+++ Exercise data

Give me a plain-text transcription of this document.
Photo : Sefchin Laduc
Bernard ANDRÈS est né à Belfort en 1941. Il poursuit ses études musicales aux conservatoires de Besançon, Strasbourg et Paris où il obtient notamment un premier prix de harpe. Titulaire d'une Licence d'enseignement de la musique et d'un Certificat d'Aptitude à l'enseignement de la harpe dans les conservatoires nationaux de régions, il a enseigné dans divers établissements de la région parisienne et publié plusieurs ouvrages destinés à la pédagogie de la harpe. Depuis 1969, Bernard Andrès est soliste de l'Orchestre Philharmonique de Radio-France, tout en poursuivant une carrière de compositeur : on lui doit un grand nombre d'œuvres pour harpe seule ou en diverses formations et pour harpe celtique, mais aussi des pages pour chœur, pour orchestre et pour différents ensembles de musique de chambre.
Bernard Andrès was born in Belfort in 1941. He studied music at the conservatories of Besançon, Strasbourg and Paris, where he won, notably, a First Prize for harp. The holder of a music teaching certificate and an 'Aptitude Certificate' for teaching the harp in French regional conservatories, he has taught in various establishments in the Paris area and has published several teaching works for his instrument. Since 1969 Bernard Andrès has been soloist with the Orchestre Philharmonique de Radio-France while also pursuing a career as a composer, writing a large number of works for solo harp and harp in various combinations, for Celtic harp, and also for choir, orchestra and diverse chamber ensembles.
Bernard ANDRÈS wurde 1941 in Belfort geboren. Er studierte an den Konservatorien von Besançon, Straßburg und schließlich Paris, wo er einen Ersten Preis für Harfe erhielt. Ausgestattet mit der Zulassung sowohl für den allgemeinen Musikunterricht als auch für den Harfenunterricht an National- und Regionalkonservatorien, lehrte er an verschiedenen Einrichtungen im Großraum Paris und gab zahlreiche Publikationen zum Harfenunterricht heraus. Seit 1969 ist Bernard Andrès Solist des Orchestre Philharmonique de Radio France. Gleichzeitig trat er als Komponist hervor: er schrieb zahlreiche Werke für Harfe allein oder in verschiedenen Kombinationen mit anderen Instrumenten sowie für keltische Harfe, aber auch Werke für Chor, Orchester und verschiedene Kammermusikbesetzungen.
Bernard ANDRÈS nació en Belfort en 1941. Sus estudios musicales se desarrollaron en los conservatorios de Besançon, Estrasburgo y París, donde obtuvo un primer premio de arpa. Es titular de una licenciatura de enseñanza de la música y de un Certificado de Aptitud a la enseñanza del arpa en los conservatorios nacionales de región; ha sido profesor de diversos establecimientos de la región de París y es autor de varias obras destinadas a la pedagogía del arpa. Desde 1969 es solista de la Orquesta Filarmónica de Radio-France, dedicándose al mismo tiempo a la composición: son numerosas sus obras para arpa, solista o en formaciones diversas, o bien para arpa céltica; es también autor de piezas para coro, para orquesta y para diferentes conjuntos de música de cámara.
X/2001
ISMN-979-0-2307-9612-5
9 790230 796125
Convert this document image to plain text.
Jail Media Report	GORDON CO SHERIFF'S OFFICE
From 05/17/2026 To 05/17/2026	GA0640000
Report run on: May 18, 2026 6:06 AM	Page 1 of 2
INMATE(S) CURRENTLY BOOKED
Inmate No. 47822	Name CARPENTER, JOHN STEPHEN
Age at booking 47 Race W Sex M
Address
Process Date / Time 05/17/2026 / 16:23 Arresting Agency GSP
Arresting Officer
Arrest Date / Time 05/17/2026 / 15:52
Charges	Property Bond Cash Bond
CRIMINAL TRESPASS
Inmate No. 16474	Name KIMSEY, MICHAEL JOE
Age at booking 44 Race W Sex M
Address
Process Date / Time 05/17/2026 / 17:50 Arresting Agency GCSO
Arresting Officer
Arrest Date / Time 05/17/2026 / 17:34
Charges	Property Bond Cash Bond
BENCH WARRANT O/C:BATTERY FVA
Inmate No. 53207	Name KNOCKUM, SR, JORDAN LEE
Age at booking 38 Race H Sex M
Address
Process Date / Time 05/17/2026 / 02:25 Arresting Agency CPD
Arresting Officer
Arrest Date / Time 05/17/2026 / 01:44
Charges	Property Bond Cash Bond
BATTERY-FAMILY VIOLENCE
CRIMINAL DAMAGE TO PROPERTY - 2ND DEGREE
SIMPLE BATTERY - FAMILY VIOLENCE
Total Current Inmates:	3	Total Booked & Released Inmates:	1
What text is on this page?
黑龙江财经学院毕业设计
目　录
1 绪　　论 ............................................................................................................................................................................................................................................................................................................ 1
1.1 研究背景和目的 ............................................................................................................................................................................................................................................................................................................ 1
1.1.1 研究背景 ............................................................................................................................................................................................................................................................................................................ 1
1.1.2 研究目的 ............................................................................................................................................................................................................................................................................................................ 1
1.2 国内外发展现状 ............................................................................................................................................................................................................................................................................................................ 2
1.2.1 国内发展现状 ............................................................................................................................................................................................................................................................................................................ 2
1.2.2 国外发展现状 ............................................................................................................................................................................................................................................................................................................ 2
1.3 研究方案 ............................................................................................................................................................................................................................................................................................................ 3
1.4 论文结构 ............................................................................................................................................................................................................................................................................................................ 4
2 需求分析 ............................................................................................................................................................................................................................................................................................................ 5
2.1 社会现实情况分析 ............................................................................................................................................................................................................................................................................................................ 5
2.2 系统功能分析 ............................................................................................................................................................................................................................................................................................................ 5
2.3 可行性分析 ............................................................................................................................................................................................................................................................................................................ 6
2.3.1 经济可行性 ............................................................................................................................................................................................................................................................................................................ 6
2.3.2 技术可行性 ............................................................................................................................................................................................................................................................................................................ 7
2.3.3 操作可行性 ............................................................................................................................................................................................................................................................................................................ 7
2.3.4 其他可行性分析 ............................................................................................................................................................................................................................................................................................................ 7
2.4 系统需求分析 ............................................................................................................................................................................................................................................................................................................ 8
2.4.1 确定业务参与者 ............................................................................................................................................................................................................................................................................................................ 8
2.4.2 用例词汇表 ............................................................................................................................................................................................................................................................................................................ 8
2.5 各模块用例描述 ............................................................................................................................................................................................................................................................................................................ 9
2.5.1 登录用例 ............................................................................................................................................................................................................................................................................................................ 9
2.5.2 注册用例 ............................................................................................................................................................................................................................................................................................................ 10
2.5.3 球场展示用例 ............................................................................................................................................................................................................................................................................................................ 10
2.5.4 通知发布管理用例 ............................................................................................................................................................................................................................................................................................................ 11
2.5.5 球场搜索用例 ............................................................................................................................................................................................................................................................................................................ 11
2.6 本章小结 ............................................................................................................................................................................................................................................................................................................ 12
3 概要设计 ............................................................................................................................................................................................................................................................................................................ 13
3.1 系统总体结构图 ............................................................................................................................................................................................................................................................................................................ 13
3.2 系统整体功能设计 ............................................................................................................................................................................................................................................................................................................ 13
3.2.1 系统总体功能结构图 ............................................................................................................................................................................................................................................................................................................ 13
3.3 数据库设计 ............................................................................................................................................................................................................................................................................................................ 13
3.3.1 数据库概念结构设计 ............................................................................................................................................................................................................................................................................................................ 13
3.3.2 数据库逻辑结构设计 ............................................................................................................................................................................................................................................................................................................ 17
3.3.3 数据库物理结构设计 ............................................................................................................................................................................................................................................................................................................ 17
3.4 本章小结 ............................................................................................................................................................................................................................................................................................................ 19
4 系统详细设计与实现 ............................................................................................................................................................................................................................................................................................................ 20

++++++

Aim:
Make an exact copy of every line in the data.

The answer:
Give me a plain-text transcription of this document.
Photo : Sefchin Laduc
Bernard ANDRÈS est né à Belfort en 1941. Il poursuit ses études musicales aux conservatoires de Besançon, Strasbourg et Paris où il obtient notamment un premier prix de harpe. Titulaire d'une Licence d'enseignement de la musique et d'un Certificat d'Aptitude à l'enseignement de la harpe dans les conservatoires nationaux de régions, il a enseigné dans divers établissements de la région parisienne et publié plusieurs ouvrages destinés à la pédagogie de la harpe. Depuis 1969, Bernard Andrès est soliste de l'Orchestre Philharmonique de Radio-France, tout en poursuivant une carrière de compositeur : on lui doit un grand nombre d'œuvres pour harpe seule ou en diverses formations et pour harpe celtique, mais aussi des pages pour chœur, pour orchestre et pour différents ensembles de musique de chambre.
Bernard Andrès was born in Belfort in 1941. He studied music at the conservatories of Besançon, Strasbourg and Paris, where he won, notably, a First Prize for harp. The holder of a music teaching certificate and an 'Aptitude Certificate' for teaching the harp in French regional conservatories, he has taught in various establishments in the Paris area and has published several teaching works for his instrument. Since 1969 Bernard Andrès has been soloist with the Orchestre Philharmonique de Radio-France while also pursuing a career as a composer, writing a large number of works for solo harp and harp in various combinations, for Celtic harp, and also for choir, orchestra and diverse chamber ensembles.
Bernard ANDRÈS wurde 1941 in Belfort geboren. Er studierte an den Konservatorien von Besançon, Straßburg und schließlich Paris, wo er einen Ersten Preis für Harfe erhielt. Ausgestattet mit der Zulassung sowohl für den allgemeinen Musikunterricht als auch für den Harfenunterricht an National- und Regionalkonservatorien, lehrte er an verschiedenen Einrichtungen im Großraum Paris und gab zahlreiche Publikationen zum Harfenunterricht heraus. Seit 1969 ist Bernard Andrès Solist des Orchestre Philharmonique de Radio France. Gleichzeitig trat er als Komponist hervor: er schrieb zahlreiche Werke für Harfe allein oder in verschiedenen Kombinationen mit anderen Instrumenten sowie für keltische Harfe, aber auch Werke für Chor, Orchester und verschiedene Kammermusikbesetzungen.
Bernard ANDRÈS nació en Belfort en 1941. Sus estudios musicales se desarrollaron en los conservatorios de Besançon, Estrasburgo y París, donde obtuvo un primer premio de arpa. Es titular de una licenciatura de enseñanza de la música y de un Certificado de Aptitud a la enseñanza del arpa en los conservatorios nacionales de región; ha sido profesor de diversos establecimientos de la región de París y es autor de varias obras destinadas a la pedagogía del arpa. Desde 1969 es solista de la Orquesta Filarmónica de Radio-France, dedicándose al mismo tiempo a la composición: son numerosas sus obras para arpa, solista o en formaciones diversas, o bien para arpa céltica; es también autor de piezas para coro, para orquesta y para diferentes conjuntos de música de cámara.
X/2001
ISMN-979-0-2307-9612-5
9 790230 796125
Convert this document image to plain text.
Jail Media Report	GORDON CO SHERIFF'S OFFICE
From 05/17/2026 To 05/17/2026	GA0640000
Report run on: May 18, 2026 6:06 AM	Page 1 of 2
INMATE(S) CURRENTLY BOOKED
Inmate No. 47822	Name CARPENTER, JOHN STEPHEN
Age at booking 47 Race W Sex M
Address
Process Date / Time 05/17/2026 / 16:23 Arresting Agency GSP
Arresting Officer
Arrest Date / Time 05/17/2026 / 15:52
Charges	Property Bond Cash Bond
CRIMINAL TRESPASS
Inmate No. 16474	Name KIMSEY, MICHAEL JOE
Age at booking 44 Race W Sex M
Address
Process Date / Time 05/17/2026 / 17:50 Arresting Agency GCSO
Arresting Officer
Arrest Date / Time 05/17/2026 / 17:34
Charges	Property Bond Cash Bond
BENCH WARRANT O/C:BATTERY FVA
Inmate No. 53207	Name KNOCKUM, SR, JORDAN LEE
Age at booking 38 Race H Sex M
Address
Process Date / Time 05/17/2026 / 02:25 Arresting Agency CPD
Arresting Officer
Arrest Date / Time 05/17/2026 / 01:44
Charges	Property Bond Cash Bond
BATTERY-FAMILY VIOLENCE
CRIMINAL DAMAGE TO PROPERTY - 2ND DEGREE
SIMPLE BATTERY - FAMILY VIOLENCE
Total Current Inmates:	3	Total Booked & Released Inmates:	1
What text is on this page?
黑龙江财经学院毕业设计
目　录
1 绪　　论 ............................................................................................................................................................................................................................................................................................................ 1
1.1 研究背景和目的 ............................................................................................................................................................................................................................................................................................................ 1
1.1.1 研究背景 ............................................................................................................................................................................................................................................................................................................ 1
1.1.2 研究目的 ............................................................................................................................................................................................................................................................................................................ 1
1.2 国内外发展现状 ............................................................................................................................................................................................................................................................................................................ 2
1.2.1 国内发展现状 ............................................................................................................................................................................................................................................................................................................ 2
1.2.2 国外发展现状 ............................................................................................................................................................................................................................................................................................................ 2
1.3 研究方案 ............................................................................................................................................................................................................................................................................................................ 3
1.4 论文结构 ............................................................................................................................................................................................................................................................................................................ 4
2 需求分析 ............................................................................................................................................................................................................................................................................................................ 5
2.1 社会现实情况分析 ............................................................................................................................................................................................................................................................................................................ 5
2.2 系统功能分析 ............................................................................................................................................................................................................................................................................................................ 5
2.3 可行性分析 ............................................................................................................................................................................................................................................................................................................ 6
2.3.1 经济可行性 ............................................................................................................................................................................................................................................................................................................ 6
2.3.2 技术可行性 ............................................................................................................................................................................................................................................................................................................ 7
2.3.3 操作可行性 ............................................................................................................................................................................................................................................................................................................ 7
2.3.4 其他可行性分析 ............................................................................................................................................................................................................................................................................................................ 7
2.4 系统需求分析 ............................................................................................................................................................................................................................................................................................................ 8
2.4.1 确定业务参与者 ............................................................................................................................................................................................................................................................................................................ 8
2.4.2 用例词汇表 ............................................................................................................................................................................................................................................................................................................ 8
2.5 各模块用例描述 ............................................................................................................................................................................................................................................................................................................ 9
2.5.1 登录用例 ............................................................................................................................................................................................................................................................................................................ 9
2.5.2 注册用例 ............................................................................................................................................................................................................................................................................................................ 10
2.5.3 球场展示用例 ............................................................................................................................................................................................................................................................................................................ 10
2.5.4 通知发布管理用例 ............................................................................................................................................................................................................................................................................................................ 11
2.5.5 球场搜索用例 ............................................................................................................................................................................................................................................................................................................ 11
2.6 本章小结 ............................................................................................................................................................................................................................................................................................................ 12
3 概要设计 ............................................................................................................................................................................................................................................................................................................ 13
3.1 系统总体结构图 ............................................................................................................................................................................................................................................................................................................ 13
3.2 系统整体功能设计 ............................................................................................................................................................................................................................................................................................................ 13
3.2.1 系统总体功能结构图 ............................................................................................................................................................................................................................................................................................................ 13
3.3 数据库设计 ............................................................................................................................................................................................................................................................................................................ 13
3.3.1 数据库概念结构设计 ............................................................................................................................................................................................................................................................................................................ 13
3.3.2 数据库逻辑结构设计 ............................................................................................................................................................................................................................................................................................................ 17
3.3.3 数据库物理结构设计 ............................................................................................................................................................................................................................................................................................................ 17
3.4 本章小结 ............................................................................................................................................................................................................................................................................................................ 19
4 系统详细设计与实现 ............................................................................................................................................................................................................................................................................................................ 20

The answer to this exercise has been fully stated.